AVAILABLE DATA
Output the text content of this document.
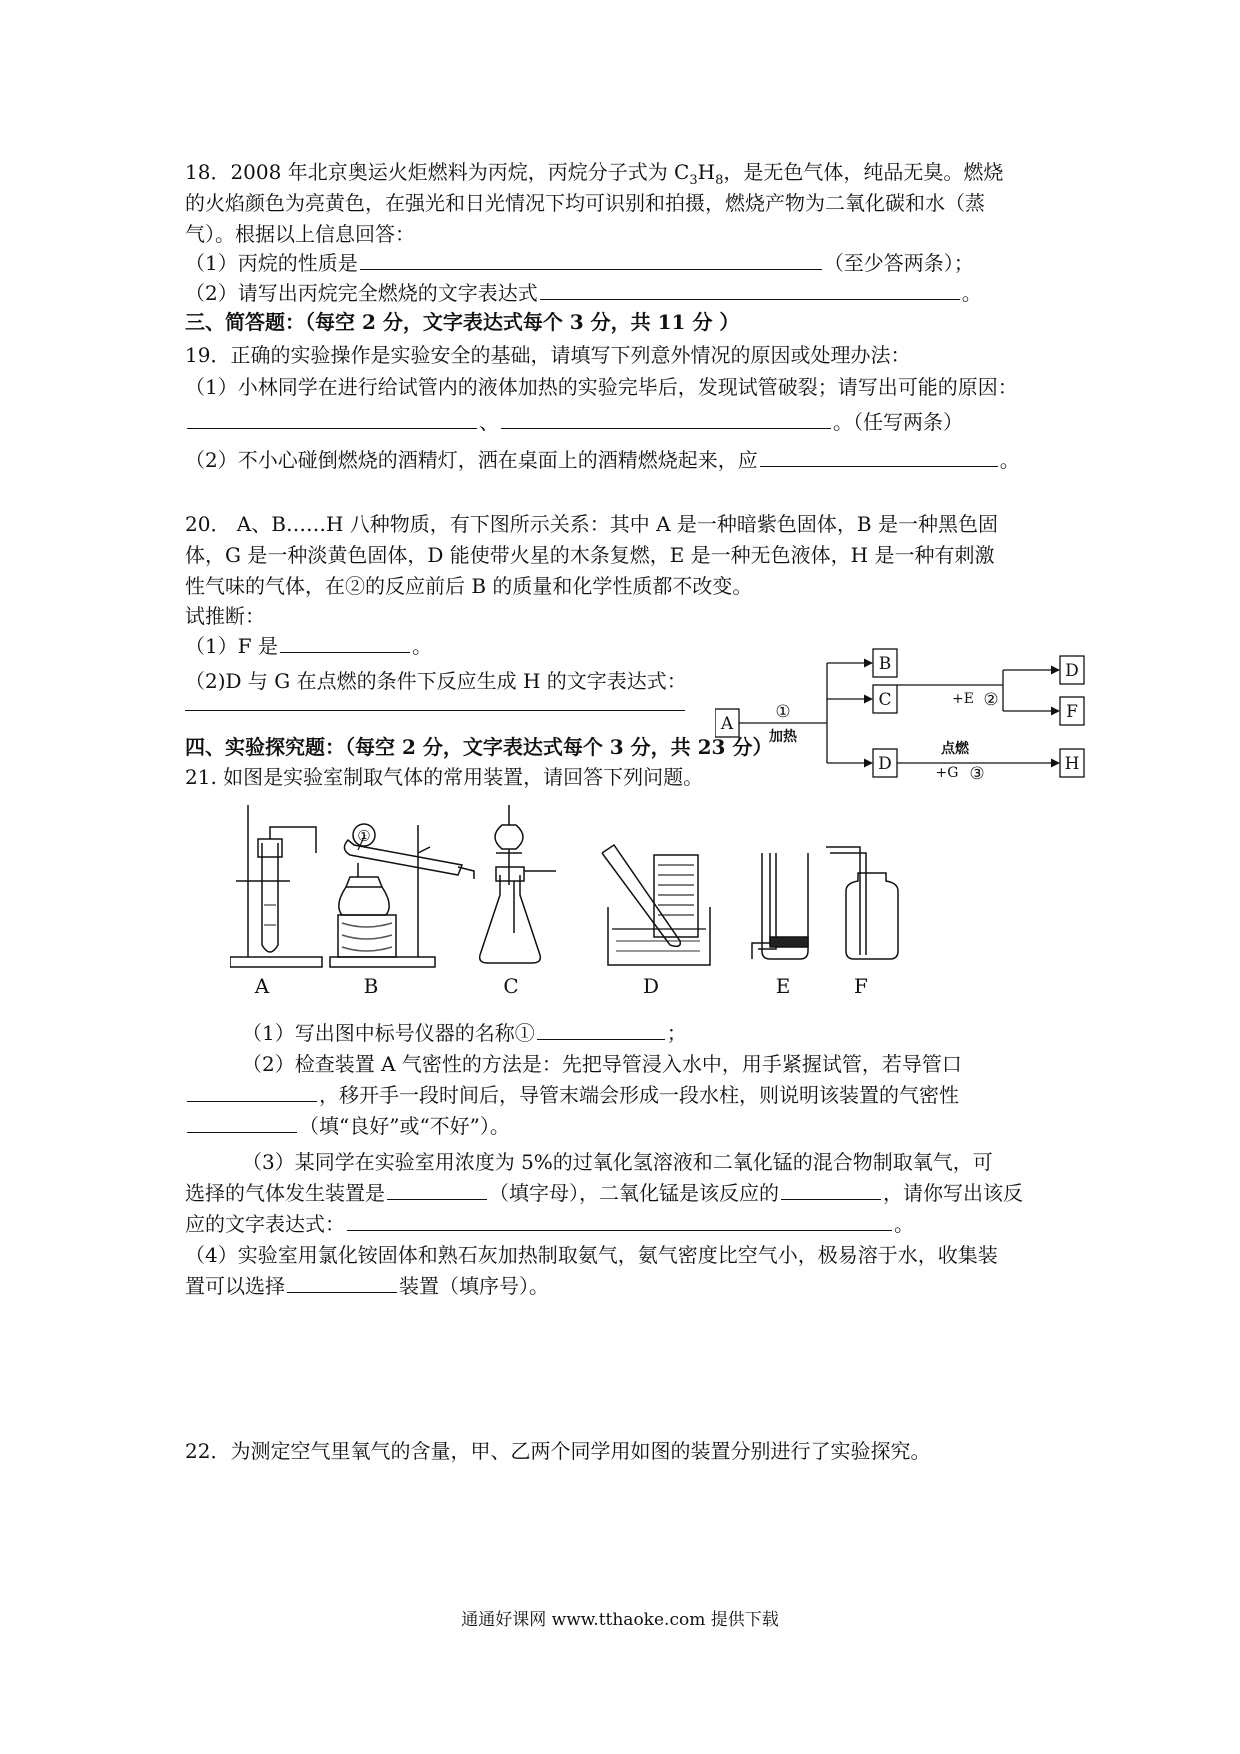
18．2008 年北京奥运火炬燃料为丙烷，丙烷分子式为 $C_3H_8$，是无色气体，纯品无臭。燃烧
的火焰颜色为亮黄色，在强光和日光情况下均可识别和拍摄，燃烧产物为二氧化碳和水（蒸
气）。根据以上信息回答：
（1）丙烷的性质是	（至少答两条）；
（2）请写出丙烷完全燃烧的文字表达式	。
三、简答题：（每空 2 分，文字表达式每个 3 分，共 11 分 ）
19．正确的实验操作是实验安全的基础，请填写下列意外情况的原因或处理办法：
（1）小林同学在进行给试管内的液体加热的实验完毕后，发现试管破裂；请写出可能的原因：
、	。（任写两条）
（2）不小心碰倒燃烧的酒精灯，洒在桌面上的酒精燃烧起来，应	。
20． A、B……H 八种物质，有下图所示关系：其中 A 是一种暗紫色固体，B 是一种黑色固
体，G 是一种淡黄色固体，D 能使带火星的木条复燃，E 是一种无色液体，H 是一种有刺激
性气味的气体，在②的反应前后 B 的质量和化学性质都不改变。
试推断：
（1）F 是	。
（2)D 与 G 在点燃的条件下反应生成 H 的文字表达式：
A
B
C
D
D
F
H
①
加热
+E ②
点燃
+G ③
四、实验探究题：（每空 2 分，文字表达式每个 3 分，共 23 分）
21. 如图是实验室制取气体的常用装置，请回答下列问题。
①
A	B	C	D	E	F
（1）写出图中标号仪器的名称①	；
（2）检查装置 A 气密性的方法是：先把导管浸入水中，用手紧握试管，若导管口
，移开手一段时间后，导管末端会形成一段水柱，则说明该装置的气密性
（填“良好”或“不好”）。
（3）某同学在实验室用浓度为 5%的过氧化氢溶液和二氧化锰的混合物制取氧气，可
选择的气体发生装置是	（填字母），二氧化锰是该反应的	，请你写出该反
应的文字表达式：	。
（4）实验室用氯化铵固体和熟石灰加热制取氨气，氨气密度比空气小，极易溶于水，收集装
置可以选择	装置（填序号）。
22．为测定空气里氧气的含量，甲、乙两个同学用如图的装置分别进行了实验探究。
通通好课网 www.tthaoke.com 提供下载
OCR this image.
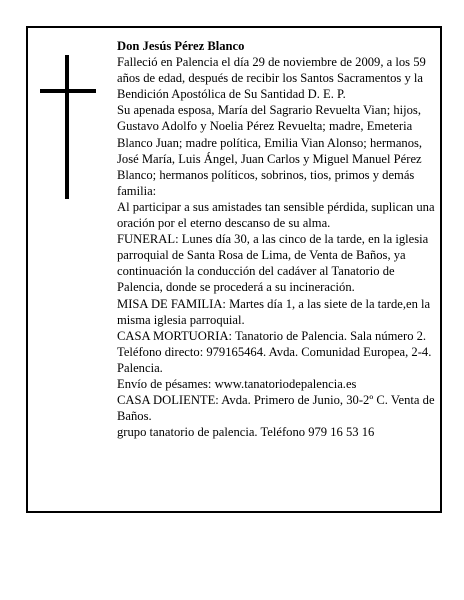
Don Jesús Pérez Blanco

Falleció en Palencia el día 29 de noviembre de 2009, a los 59 años de edad, después de recibir los Santos Sacramentos y la Bendición Apostólica de Su Santidad D. E. P.

Su apenada esposa, María del Sagrario Revuelta Vian; hijos, Gustavo Adolfo y Noelia Pérez Revuelta; madre, Emeteria Blanco Juan; madre política, Emilia Vian Alonso; hermanos, José María, Luis Ángel, Juan Carlos y Miguel Manuel Pérez Blanco; hermanos políticos, sobrinos, tios, primos y demás familia:

Al participar a sus amistades tan sensible pérdida, suplican una oración por el eterno descanso de su alma.

FUNERAL: Lunes día 30, a las cinco de la tarde, en la iglesia parroquial de Santa Rosa de Lima, de Venta de Baños, ya continuación la conducción del cadáver al Tanatorio de Palencia, donde se procederá a su incineración.

MISA DE FAMILIA: Martes día 1, a las siete de la tarde,en la misma iglesia parroquial.

CASA MORTUORIA: Tanatorio de Palencia. Sala número 2. Teléfono directo: 979165464. Avda. Comunidad Europea, 2-4. Palencia.

Envío de pésames: www.tanatoriodepalencia.es

CASA DOLIENTE: Avda. Primero de Junio, 30-2º C. Venta de Baños.

grupo tanatorio de palencia. Teléfono 979 16 53 16
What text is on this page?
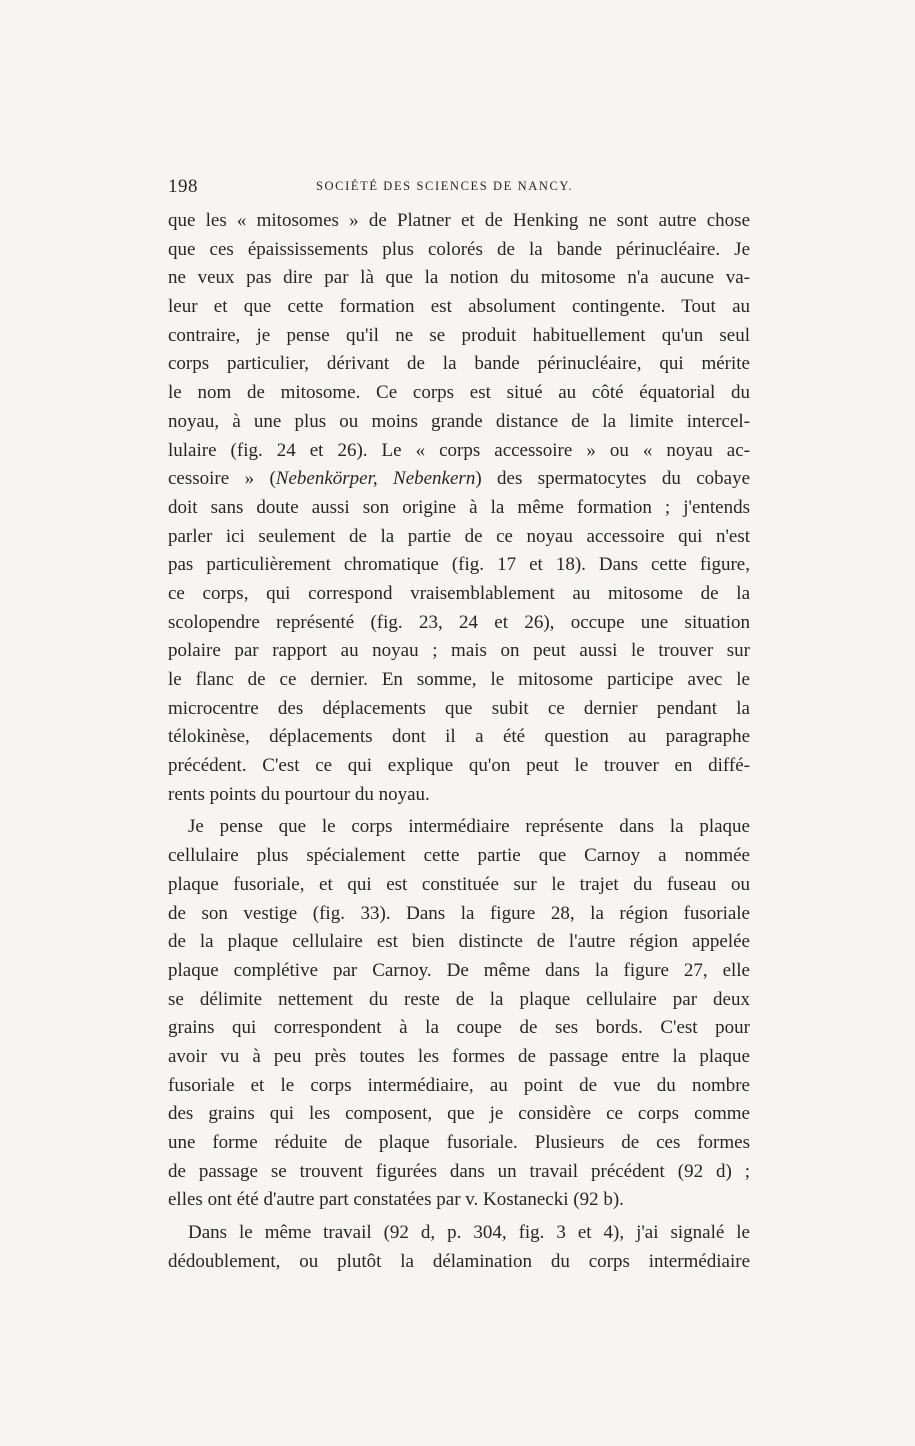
198	SOCIÉTÉ DES SCIENCES DE NANCY.
que les « mitosomes » de Platner et de Henking ne sont autre chose
que ces épaississements plus colorés de la bande périnucléaire. Je
ne veux pas dire par là que la notion du mitosome n'a aucune va-
leur et que cette formation est absolument contingente. Tout au
contraire, je pense qu'il ne se produit habituellement qu'un seul
corps particulier, dérivant de la bande périnucléaire, qui mérite
le nom de mitosome. Ce corps est situé au côté équatorial du
noyau, à une plus ou moins grande distance de la limite intercel-
lulaire (fig. 24 et 26). Le « corps accessoire » ou « noyau ac-
cessoire » (Nebenkörper, Nebenkern) des spermatocytes du cobaye
doit sans doute aussi son origine à la même formation ; j'entends
parler ici seulement de la partie de ce noyau accessoire qui n'est
pas particulièrement chromatique (fig. 17 et 18). Dans cette figure,
ce corps, qui correspond vraisemblablement au mitosome de la
scolopendre représenté (fig. 23, 24 et 26), occupe une situation
polaire par rapport au noyau ; mais on peut aussi le trouver sur
le flanc de ce dernier. En somme, le mitosome participe avec le
microcentre des déplacements que subit ce dernier pendant la
télokinèse, déplacements dont il a été question au paragraphe
précédent. C'est ce qui explique qu'on peut le trouver en diffé-
rents points du pourtour du noyau.
Je pense que le corps intermédiaire représente dans la plaque
cellulaire plus spécialement cette partie que Carnoy a nommée
plaque fusoriale, et qui est constituée sur le trajet du fuseau ou
de son vestige (fig. 33). Dans la figure 28, la région fusoriale
de la plaque cellulaire est bien distincte de l'autre région appelée
plaque complétive par Carnoy. De même dans la figure 27, elle
se délimite nettement du reste de la plaque cellulaire par deux
grains qui correspondent à la coupe de ses bords. C'est pour
avoir vu à peu près toutes les formes de passage entre la plaque
fusoriale et le corps intermédiaire, au point de vue du nombre
des grains qui les composent, que je considère ce corps comme
une forme réduite de plaque fusoriale. Plusieurs de ces formes
de passage se trouvent figurées dans un travail précédent (92 d) ;
elles ont été d'autre part constatées par v. Kostanecki (92 b).
Dans le même travail (92 d, p. 304, fig. 3 et 4), j'ai signalé le
dédoublement, ou plutôt la délamination du corps intermédiaire
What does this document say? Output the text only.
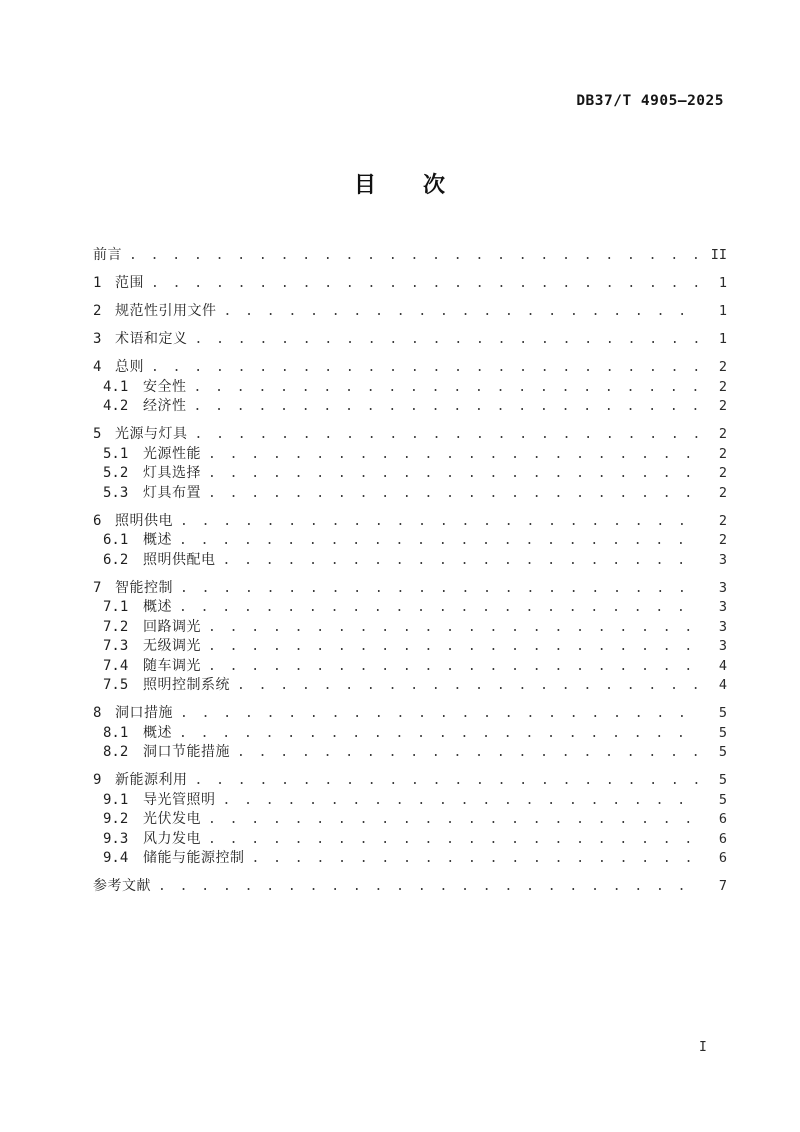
DB37/T 4905—2025
目　　次
前言 . . .	II
1 范围 . . .	1
2 规范性引用文件 . . .	1
3 术语和定义 . . .	1
4 总则 . . .	2
4.1	安全性 . . .	2
4.2	经济性 . . .	2
5 光源与灯具 . . .	2
5.1	光源性能 . . .	2
5.2	灯具选择 . . .	2
5.3	灯具布置 . . .	2
6 照明供电 . . .	2
6.1	概述 . . .	2
6.2	照明供配电 . . .	3
7 智能控制 . . .	3
7.1	概述 . . .	3
7.2	回路调光 . . .	3
7.3	无级调光 . . .	3
7.4	随车调光 . . .	4
7.5	照明控制系统 . . .	4
8 洞口措施 . . .	5
8.1	概述 . . .	5
8.2	洞口节能措施 . . .	5
9 新能源利用 . . .	5
9.1	导光管照明 . . .	5
9.2	光伏发电 . . .	6
9.3	风力发电 . . .	6
9.4	储能与能源控制 . . .	6
参考文献 . . .	7
I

TASK PROMPT
Select all lines with the word "iglesia" from the entries above.

RESULT OF THE TASK
FUNERAL: Lunes día 30, a las cinco de la tarde, en la iglesia parroquial de Santa Rosa de Lima, de Venta de Baños, ya continuación la conducción del cadáver al Tanatorio de Palencia, donde se procederá a su incineración.
MISA DE FAMILIA: Martes día 1, a las siete de la tarde,en la misma iglesia parroquial.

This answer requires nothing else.